====== Data for processing

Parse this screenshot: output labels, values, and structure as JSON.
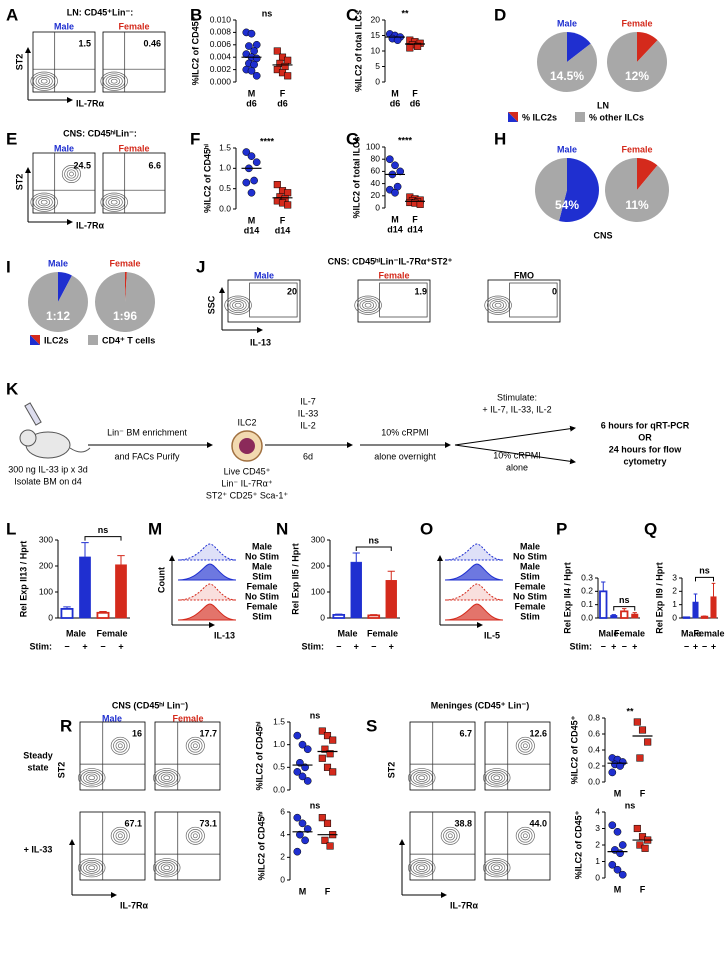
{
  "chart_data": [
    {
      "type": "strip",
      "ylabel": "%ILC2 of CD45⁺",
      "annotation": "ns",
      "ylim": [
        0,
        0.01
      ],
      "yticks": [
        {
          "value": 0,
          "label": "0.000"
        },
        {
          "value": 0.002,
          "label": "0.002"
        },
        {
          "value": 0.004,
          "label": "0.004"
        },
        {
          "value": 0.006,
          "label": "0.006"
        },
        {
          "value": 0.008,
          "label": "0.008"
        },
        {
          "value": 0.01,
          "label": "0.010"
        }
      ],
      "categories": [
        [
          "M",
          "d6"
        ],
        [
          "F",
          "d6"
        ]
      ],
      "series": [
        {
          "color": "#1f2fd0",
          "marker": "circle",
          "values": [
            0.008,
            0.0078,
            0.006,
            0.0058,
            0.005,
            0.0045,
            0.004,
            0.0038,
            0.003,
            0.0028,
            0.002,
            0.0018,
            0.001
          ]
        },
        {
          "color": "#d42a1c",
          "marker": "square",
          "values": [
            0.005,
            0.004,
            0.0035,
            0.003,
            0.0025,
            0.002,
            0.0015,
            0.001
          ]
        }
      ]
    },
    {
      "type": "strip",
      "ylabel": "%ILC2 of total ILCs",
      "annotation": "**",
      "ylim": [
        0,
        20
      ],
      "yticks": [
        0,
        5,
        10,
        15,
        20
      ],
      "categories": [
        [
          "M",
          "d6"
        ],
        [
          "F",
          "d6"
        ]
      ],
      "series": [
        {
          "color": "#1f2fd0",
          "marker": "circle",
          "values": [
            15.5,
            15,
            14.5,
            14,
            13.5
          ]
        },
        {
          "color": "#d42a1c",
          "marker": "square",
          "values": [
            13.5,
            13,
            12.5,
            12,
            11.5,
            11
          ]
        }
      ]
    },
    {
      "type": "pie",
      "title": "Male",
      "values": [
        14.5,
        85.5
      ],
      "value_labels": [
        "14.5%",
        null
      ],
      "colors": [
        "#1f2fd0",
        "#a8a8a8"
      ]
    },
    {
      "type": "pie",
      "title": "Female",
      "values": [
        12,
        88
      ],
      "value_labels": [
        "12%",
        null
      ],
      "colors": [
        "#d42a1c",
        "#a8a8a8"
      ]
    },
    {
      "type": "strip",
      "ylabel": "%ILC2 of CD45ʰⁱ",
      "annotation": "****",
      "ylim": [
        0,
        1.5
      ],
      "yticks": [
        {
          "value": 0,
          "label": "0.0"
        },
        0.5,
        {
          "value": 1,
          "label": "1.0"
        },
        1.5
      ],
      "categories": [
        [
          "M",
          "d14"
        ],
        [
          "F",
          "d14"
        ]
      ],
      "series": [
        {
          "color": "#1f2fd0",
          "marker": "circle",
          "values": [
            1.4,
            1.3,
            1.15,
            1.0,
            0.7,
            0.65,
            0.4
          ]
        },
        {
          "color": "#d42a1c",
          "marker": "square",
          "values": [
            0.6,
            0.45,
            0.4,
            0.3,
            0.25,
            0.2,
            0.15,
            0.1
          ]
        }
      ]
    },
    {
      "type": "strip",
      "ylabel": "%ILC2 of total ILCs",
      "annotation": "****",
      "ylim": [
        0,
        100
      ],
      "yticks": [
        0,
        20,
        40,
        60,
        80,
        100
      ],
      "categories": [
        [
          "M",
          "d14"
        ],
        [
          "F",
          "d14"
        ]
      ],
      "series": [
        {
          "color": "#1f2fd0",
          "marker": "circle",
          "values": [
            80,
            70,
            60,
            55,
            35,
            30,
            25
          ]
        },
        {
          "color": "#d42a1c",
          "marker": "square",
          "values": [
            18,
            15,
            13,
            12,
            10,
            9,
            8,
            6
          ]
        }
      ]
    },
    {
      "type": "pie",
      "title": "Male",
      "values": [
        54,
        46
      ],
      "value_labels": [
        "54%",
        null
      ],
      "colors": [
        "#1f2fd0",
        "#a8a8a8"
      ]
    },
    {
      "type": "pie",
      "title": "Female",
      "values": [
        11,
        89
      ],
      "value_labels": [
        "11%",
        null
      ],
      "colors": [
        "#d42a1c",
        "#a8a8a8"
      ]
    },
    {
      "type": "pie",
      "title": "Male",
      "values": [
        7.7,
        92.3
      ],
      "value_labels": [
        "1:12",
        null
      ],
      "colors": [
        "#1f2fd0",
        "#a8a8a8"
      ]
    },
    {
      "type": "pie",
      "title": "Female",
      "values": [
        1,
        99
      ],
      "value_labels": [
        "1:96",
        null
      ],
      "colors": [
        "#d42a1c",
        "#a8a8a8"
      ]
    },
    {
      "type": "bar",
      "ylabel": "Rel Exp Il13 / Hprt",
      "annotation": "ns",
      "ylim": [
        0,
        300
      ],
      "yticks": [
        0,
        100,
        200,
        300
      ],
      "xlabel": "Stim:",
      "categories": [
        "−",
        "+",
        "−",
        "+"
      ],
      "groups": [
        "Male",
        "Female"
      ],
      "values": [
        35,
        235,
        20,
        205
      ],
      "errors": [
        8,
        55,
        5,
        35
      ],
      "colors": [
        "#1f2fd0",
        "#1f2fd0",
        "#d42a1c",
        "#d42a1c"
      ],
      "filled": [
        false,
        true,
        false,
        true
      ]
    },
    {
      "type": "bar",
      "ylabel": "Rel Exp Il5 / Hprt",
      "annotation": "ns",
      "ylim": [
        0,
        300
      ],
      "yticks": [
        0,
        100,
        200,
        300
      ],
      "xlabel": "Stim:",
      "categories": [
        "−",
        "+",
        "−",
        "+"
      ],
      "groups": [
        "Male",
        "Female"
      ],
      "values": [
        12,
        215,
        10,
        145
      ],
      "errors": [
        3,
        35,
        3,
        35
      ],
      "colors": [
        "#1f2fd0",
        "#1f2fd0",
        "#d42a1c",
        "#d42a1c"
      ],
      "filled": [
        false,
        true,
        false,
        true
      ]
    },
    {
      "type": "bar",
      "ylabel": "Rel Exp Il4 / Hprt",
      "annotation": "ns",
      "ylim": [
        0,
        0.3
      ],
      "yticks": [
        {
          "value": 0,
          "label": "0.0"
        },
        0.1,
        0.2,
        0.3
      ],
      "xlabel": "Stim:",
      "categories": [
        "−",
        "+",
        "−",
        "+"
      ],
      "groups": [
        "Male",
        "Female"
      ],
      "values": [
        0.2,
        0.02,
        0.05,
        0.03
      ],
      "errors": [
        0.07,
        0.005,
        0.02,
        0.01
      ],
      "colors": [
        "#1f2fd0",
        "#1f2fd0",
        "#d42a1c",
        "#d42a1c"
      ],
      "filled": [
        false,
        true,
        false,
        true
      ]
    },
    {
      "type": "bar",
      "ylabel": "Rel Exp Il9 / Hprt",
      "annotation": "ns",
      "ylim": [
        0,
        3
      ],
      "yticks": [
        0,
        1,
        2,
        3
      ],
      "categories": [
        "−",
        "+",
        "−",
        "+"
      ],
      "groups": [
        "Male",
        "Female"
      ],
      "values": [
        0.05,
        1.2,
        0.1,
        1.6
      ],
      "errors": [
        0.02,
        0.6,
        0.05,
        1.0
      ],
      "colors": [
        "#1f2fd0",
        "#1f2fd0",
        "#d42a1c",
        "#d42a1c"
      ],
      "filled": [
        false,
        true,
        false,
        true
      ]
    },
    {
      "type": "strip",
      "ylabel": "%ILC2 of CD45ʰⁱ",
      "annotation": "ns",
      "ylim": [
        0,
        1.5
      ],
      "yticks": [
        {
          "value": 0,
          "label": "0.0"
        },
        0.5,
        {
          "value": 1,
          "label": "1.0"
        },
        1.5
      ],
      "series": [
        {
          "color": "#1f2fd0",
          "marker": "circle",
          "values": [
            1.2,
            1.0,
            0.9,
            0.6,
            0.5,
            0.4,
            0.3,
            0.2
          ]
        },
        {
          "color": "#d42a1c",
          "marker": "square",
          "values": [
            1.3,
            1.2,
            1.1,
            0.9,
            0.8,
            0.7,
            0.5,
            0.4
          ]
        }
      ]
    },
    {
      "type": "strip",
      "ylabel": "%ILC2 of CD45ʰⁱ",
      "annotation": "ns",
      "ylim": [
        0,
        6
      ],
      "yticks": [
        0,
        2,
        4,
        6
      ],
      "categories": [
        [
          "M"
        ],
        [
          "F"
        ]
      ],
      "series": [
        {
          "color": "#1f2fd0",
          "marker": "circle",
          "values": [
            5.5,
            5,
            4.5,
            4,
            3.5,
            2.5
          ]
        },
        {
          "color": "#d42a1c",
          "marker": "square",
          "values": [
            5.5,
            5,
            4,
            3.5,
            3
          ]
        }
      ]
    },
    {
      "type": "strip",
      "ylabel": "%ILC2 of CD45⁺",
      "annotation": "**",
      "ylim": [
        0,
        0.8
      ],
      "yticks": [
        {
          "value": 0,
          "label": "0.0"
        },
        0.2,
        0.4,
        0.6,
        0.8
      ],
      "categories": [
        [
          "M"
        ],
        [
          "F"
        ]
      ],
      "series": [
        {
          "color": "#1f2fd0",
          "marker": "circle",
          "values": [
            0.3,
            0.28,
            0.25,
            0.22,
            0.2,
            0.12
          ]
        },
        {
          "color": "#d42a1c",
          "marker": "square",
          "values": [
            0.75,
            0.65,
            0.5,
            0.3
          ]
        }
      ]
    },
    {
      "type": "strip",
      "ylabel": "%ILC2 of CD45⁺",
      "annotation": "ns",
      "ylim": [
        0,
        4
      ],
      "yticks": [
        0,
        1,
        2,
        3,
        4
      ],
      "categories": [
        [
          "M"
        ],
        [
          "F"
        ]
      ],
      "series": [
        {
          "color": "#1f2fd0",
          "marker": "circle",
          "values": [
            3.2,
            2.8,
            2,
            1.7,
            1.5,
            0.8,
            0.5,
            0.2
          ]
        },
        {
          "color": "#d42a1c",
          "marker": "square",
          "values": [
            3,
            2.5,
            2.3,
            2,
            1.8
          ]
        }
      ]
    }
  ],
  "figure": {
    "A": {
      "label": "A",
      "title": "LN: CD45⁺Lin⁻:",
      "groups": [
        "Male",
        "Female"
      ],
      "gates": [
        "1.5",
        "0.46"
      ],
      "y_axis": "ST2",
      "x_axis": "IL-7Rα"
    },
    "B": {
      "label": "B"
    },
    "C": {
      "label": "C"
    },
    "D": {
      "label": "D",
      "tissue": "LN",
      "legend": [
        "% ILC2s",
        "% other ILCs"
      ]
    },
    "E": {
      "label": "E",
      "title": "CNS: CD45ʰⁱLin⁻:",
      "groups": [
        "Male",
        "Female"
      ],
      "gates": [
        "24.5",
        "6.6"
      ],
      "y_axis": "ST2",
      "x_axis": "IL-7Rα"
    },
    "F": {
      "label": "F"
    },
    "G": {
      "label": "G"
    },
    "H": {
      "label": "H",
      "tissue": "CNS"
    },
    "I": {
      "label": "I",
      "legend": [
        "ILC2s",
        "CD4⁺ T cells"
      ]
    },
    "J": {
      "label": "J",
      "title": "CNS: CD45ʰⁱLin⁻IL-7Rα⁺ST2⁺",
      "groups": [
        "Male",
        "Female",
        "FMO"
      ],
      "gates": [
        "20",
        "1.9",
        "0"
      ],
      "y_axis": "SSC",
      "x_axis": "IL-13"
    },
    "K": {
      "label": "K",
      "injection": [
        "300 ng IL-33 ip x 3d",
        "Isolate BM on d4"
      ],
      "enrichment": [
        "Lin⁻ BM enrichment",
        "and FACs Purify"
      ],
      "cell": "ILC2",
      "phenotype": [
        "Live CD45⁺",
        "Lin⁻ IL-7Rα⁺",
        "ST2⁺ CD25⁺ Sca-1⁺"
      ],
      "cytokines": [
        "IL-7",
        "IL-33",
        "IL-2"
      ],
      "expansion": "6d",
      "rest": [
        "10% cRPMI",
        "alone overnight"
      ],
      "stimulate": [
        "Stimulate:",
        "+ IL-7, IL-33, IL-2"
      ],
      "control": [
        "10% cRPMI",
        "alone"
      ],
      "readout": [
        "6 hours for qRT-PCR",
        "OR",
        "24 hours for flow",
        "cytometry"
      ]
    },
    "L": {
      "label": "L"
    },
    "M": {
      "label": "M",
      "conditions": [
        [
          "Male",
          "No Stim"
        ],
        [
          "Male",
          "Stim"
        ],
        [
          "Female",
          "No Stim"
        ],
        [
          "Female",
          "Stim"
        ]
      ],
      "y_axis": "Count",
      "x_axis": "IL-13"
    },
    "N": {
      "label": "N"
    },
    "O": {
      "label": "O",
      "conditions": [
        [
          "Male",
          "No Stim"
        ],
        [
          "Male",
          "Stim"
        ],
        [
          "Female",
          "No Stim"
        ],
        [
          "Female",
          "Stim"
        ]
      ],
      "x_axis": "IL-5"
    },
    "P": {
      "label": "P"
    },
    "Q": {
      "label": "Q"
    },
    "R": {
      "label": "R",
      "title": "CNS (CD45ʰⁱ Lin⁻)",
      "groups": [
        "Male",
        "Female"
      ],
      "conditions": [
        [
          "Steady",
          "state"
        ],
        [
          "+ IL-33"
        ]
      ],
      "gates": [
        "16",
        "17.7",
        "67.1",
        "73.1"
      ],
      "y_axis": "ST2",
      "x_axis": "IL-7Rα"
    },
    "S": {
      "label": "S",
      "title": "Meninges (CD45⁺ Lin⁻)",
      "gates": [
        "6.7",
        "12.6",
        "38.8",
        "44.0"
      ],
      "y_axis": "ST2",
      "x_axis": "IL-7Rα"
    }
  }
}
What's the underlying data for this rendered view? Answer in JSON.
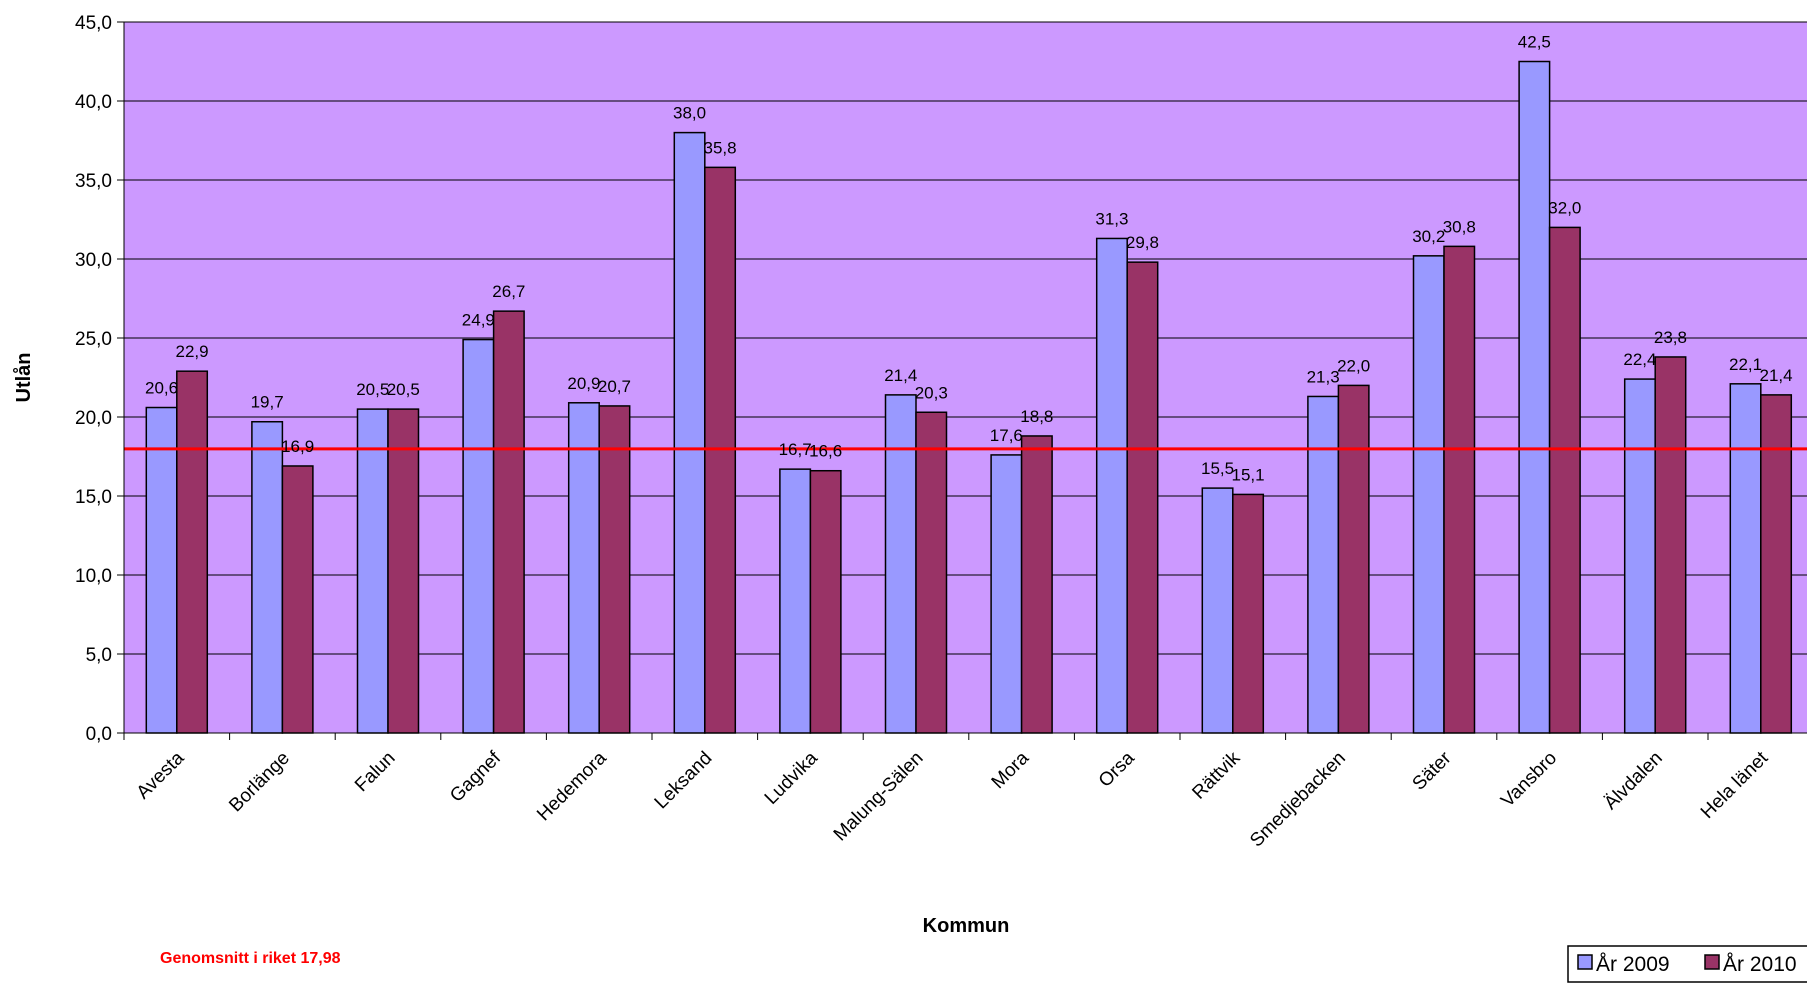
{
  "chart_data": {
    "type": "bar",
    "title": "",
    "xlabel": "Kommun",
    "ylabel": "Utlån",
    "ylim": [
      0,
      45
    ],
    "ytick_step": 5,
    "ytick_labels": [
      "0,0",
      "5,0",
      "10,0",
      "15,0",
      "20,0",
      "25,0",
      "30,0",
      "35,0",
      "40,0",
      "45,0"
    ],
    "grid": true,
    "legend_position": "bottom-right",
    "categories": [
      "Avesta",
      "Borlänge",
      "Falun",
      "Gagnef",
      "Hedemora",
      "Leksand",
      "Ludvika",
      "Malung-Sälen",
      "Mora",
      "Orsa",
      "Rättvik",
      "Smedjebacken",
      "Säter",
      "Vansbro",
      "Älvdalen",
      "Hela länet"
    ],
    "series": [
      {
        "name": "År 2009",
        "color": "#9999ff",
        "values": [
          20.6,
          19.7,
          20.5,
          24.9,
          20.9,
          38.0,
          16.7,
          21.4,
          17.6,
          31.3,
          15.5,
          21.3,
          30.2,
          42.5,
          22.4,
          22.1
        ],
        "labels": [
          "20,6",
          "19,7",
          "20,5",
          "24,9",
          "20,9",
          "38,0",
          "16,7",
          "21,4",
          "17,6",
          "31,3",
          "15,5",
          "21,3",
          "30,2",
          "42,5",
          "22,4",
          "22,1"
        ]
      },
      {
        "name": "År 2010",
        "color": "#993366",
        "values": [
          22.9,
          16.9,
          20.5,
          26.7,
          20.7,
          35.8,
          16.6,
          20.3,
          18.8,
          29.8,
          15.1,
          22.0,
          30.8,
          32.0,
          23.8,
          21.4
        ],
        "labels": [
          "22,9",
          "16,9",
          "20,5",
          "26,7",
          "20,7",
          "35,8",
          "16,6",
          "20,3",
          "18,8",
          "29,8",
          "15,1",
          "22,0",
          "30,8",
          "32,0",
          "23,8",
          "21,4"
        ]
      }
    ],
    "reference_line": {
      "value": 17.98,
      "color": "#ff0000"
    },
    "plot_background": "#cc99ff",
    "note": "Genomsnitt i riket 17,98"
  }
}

============

* [What to produce] Starting with the line that holds "What's the underlying", print each line through the last one of the data exactly as written, but do not include the pictures.

* [Expected answer]
What's the underlying data for this rendered view? Answer in JSON.
{
  "chart_data": {
    "type": "bar",
    "title": "",
    "xlabel": "Kommun",
    "ylabel": "Utlån",
    "ylim": [
      0,
      45
    ],
    "ytick_step": 5,
    "ytick_labels": [
      "0,0",
      "5,0",
      "10,0",
      "15,0",
      "20,0",
      "25,0",
      "30,0",
      "35,0",
      "40,0",
      "45,0"
    ],
    "grid": true,
    "legend_position": "bottom-right",
    "categories": [
      "Avesta",
      "Borlänge",
      "Falun",
      "Gagnef",
      "Hedemora",
      "Leksand",
      "Ludvika",
      "Malung-Sälen",
      "Mora",
      "Orsa",
      "Rättvik",
      "Smedjebacken",
      "Säter",
      "Vansbro",
      "Älvdalen",
      "Hela länet"
    ],
    "series": [
      {
        "name": "År 2009",
        "color": "#9999ff",
        "values": [
          20.6,
          19.7,
          20.5,
          24.9,
          20.9,
          38.0,
          16.7,
          21.4,
          17.6,
          31.3,
          15.5,
          21.3,
          30.2,
          42.5,
          22.4,
          22.1
        ],
        "labels": [
          "20,6",
          "19,7",
          "20,5",
          "24,9",
          "20,9",
          "38,0",
          "16,7",
          "21,4",
          "17,6",
          "31,3",
          "15,5",
          "21,3",
          "30,2",
          "42,5",
          "22,4",
          "22,1"
        ]
      },
      {
        "name": "År 2010",
        "color": "#993366",
        "values": [
          22.9,
          16.9,
          20.5,
          26.7,
          20.7,
          35.8,
          16.6,
          20.3,
          18.8,
          29.8,
          15.1,
          22.0,
          30.8,
          32.0,
          23.8,
          21.4
        ],
        "labels": [
          "22,9",
          "16,9",
          "20,5",
          "26,7",
          "20,7",
          "35,8",
          "16,6",
          "20,3",
          "18,8",
          "29,8",
          "15,1",
          "22,0",
          "30,8",
          "32,0",
          "23,8",
          "21,4"
        ]
      }
    ],
    "reference_line": {
      "value": 17.98,
      "color": "#ff0000"
    },
    "plot_background": "#cc99ff",
    "note": "Genomsnitt i riket 17,98"
  }
}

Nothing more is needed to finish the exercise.